» Problem to work on
Show every line where "dead" occurs.

» Supplied material
* START *
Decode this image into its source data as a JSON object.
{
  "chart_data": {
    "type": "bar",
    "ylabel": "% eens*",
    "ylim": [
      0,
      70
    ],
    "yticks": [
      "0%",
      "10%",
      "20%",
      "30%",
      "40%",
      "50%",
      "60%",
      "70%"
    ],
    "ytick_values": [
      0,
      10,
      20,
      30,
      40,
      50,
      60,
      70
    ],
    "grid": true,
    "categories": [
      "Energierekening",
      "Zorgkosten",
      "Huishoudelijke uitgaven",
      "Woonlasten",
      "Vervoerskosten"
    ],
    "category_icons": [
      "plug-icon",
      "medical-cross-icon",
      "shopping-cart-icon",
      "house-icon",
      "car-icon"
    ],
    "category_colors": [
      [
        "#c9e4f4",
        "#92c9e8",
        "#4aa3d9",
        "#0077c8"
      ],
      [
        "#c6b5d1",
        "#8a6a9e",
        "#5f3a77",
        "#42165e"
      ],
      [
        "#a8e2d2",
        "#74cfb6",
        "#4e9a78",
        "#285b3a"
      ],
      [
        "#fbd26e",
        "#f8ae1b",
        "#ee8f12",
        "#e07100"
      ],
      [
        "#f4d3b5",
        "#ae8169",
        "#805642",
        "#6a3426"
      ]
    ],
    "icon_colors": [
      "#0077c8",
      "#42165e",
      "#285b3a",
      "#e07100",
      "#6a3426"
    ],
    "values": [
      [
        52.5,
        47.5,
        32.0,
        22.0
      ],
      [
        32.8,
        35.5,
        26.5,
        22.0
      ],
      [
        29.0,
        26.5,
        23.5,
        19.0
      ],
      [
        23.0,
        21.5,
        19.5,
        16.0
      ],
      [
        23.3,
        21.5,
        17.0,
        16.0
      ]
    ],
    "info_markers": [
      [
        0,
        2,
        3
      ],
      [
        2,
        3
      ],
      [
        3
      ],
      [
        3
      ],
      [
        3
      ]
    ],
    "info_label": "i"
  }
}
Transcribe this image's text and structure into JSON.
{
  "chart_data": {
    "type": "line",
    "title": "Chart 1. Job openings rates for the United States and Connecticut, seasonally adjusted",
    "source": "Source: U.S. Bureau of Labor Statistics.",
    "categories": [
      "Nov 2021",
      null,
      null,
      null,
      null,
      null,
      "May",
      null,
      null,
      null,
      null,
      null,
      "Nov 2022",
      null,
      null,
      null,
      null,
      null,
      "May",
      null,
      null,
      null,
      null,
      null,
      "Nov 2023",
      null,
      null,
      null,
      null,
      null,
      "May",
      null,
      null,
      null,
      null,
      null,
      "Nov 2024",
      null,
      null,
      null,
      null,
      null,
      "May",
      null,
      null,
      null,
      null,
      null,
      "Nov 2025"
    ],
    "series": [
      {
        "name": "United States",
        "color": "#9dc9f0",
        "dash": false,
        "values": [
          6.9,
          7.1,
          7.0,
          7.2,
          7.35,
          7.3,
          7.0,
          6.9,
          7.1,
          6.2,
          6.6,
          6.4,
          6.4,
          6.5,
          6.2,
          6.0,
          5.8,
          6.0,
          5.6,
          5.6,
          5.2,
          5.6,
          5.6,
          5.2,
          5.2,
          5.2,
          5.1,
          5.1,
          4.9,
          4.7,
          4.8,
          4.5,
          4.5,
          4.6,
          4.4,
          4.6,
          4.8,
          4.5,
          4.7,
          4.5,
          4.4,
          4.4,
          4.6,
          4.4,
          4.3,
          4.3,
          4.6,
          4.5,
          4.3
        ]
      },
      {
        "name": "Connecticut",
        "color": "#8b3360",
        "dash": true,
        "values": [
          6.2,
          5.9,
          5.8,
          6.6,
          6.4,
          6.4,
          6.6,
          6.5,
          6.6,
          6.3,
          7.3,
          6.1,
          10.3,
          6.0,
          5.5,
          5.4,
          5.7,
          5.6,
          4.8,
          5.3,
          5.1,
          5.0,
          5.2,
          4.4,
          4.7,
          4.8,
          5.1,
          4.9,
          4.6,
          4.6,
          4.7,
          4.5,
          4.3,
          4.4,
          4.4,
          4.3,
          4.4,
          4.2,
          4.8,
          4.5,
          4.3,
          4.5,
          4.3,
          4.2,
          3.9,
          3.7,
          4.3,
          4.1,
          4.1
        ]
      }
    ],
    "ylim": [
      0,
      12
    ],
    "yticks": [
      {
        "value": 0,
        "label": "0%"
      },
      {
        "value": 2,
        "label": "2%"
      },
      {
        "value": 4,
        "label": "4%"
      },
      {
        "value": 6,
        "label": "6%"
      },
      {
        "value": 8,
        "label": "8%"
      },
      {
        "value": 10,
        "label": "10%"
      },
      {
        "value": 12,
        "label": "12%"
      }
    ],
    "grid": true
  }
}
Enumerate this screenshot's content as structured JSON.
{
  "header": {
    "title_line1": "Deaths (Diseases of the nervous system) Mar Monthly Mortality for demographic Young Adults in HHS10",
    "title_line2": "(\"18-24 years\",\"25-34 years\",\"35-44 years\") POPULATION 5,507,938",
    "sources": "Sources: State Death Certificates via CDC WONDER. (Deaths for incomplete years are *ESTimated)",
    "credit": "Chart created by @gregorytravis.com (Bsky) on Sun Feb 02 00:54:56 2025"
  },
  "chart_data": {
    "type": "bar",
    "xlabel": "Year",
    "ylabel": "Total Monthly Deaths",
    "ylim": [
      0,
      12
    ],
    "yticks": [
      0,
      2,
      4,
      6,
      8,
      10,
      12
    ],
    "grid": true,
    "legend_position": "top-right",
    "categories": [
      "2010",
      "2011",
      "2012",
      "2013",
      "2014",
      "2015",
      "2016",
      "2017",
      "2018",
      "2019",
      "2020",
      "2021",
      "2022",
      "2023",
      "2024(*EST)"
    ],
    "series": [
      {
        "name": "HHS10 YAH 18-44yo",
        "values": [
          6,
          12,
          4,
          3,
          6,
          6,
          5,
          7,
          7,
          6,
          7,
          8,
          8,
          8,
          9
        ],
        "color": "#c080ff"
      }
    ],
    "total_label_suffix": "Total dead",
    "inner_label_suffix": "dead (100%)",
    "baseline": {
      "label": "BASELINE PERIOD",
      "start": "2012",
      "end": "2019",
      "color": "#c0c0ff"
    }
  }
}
* END *
» Complete answer
    "total_label_suffix": "Total dead",
    "inner_label_suffix": "dead (100%)",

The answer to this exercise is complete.